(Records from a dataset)
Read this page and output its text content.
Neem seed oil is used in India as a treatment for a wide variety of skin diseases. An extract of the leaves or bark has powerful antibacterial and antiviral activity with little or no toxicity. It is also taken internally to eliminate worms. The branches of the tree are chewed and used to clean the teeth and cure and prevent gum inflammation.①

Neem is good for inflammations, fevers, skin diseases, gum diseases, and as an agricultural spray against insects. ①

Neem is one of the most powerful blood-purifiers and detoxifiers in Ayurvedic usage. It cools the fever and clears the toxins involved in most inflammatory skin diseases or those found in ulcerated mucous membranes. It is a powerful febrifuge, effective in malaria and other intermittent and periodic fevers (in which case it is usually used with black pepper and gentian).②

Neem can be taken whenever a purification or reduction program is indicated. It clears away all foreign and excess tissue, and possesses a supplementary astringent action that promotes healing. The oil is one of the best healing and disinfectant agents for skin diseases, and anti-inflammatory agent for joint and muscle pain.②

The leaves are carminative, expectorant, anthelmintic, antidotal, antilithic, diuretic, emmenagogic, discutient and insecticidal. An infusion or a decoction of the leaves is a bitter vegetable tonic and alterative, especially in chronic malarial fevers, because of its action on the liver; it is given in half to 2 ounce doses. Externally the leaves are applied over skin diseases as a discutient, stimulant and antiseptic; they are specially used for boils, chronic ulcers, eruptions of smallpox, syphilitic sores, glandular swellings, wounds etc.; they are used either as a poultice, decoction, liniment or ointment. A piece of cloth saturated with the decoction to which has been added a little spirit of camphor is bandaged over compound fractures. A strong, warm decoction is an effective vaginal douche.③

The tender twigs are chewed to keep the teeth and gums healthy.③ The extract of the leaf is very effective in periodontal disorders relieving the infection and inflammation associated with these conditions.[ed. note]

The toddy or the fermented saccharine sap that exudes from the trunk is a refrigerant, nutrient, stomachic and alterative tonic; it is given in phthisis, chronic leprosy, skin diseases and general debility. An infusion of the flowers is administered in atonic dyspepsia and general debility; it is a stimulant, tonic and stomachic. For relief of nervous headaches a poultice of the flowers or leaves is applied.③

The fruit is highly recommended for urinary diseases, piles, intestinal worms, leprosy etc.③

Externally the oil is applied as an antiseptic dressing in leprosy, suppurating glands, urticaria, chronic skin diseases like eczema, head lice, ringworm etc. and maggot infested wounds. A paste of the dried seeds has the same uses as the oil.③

* * *

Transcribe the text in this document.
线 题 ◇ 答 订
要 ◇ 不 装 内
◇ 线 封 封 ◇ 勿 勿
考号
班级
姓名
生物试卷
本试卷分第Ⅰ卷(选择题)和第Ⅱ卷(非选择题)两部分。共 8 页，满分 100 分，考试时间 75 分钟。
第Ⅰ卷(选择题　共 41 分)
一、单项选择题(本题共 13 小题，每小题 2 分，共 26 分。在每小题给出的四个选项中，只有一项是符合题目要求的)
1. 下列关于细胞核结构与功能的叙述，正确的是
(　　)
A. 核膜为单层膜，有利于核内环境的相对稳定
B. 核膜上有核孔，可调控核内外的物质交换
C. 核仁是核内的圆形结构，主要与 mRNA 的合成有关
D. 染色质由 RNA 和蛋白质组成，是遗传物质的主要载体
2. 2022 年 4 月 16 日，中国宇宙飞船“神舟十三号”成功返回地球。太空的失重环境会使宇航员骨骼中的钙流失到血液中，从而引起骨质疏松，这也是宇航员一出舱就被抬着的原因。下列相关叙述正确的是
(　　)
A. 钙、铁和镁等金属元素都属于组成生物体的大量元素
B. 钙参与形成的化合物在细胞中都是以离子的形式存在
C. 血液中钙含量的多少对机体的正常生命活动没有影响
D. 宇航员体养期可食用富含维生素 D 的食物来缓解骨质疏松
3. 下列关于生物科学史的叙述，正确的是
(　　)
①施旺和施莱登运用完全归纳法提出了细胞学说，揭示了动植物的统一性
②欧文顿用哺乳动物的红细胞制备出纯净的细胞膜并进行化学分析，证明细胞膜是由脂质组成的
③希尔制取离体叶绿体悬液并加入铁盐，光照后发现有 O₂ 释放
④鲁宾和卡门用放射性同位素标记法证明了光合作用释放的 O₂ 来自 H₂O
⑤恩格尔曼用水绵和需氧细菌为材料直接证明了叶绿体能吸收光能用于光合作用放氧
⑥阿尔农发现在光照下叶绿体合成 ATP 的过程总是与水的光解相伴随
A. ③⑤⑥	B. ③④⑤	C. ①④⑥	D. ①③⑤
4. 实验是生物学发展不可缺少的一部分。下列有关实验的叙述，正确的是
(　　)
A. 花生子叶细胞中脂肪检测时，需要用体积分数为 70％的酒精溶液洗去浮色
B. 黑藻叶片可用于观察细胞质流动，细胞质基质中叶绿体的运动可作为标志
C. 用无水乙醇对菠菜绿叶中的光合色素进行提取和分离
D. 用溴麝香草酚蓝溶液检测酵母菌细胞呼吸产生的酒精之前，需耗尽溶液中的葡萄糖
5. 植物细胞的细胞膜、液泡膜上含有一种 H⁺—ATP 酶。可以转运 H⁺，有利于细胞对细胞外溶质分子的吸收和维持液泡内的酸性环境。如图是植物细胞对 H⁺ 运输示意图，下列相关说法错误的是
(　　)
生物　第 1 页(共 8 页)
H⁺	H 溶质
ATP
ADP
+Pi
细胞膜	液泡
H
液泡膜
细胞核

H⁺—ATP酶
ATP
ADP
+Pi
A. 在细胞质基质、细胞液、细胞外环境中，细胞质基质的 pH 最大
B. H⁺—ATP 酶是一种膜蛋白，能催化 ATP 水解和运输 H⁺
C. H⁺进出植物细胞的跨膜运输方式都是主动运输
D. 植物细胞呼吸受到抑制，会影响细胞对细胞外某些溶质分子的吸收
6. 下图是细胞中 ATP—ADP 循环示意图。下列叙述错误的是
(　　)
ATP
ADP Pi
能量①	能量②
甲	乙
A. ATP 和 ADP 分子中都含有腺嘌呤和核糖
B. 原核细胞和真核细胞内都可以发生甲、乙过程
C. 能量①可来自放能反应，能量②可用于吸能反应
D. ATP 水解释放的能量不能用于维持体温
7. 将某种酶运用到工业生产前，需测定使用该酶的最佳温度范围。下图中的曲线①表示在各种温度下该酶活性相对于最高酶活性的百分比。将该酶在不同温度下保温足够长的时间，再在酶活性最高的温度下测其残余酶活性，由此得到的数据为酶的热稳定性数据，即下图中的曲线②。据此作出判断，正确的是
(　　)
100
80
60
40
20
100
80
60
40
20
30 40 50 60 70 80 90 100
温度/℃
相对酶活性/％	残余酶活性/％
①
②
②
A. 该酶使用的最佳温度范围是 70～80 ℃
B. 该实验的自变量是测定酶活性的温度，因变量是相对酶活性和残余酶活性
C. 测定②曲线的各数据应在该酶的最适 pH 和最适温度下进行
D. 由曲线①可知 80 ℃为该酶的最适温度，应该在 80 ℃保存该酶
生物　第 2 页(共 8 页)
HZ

__Exercise prompt__: Which lines in the data above hold the string "leprosy"? Show each one.

__Reply__:
The toddy or the fermented saccharine sap that exudes from the trunk is a refrigerant, nutrient, stomachic and alterative tonic; it is given in phthisis, chronic leprosy, skin diseases and general debility. An infusion of the flowers is administered in atonic dyspepsia and general debility; it is a stimulant, tonic and stomachic. For relief of nervous headaches a poultice of the flowers or leaves is applied.③
The fruit is highly recommended for urinary diseases, piles, intestinal worms, leprosy etc.③
Externally the oil is applied as an antiseptic dressing in leprosy, suppurating glands, urticaria, chronic skin diseases like eczema, head lice, ringworm etc. and maggot infested wounds. A paste of the dried seeds has the same uses as the oil.③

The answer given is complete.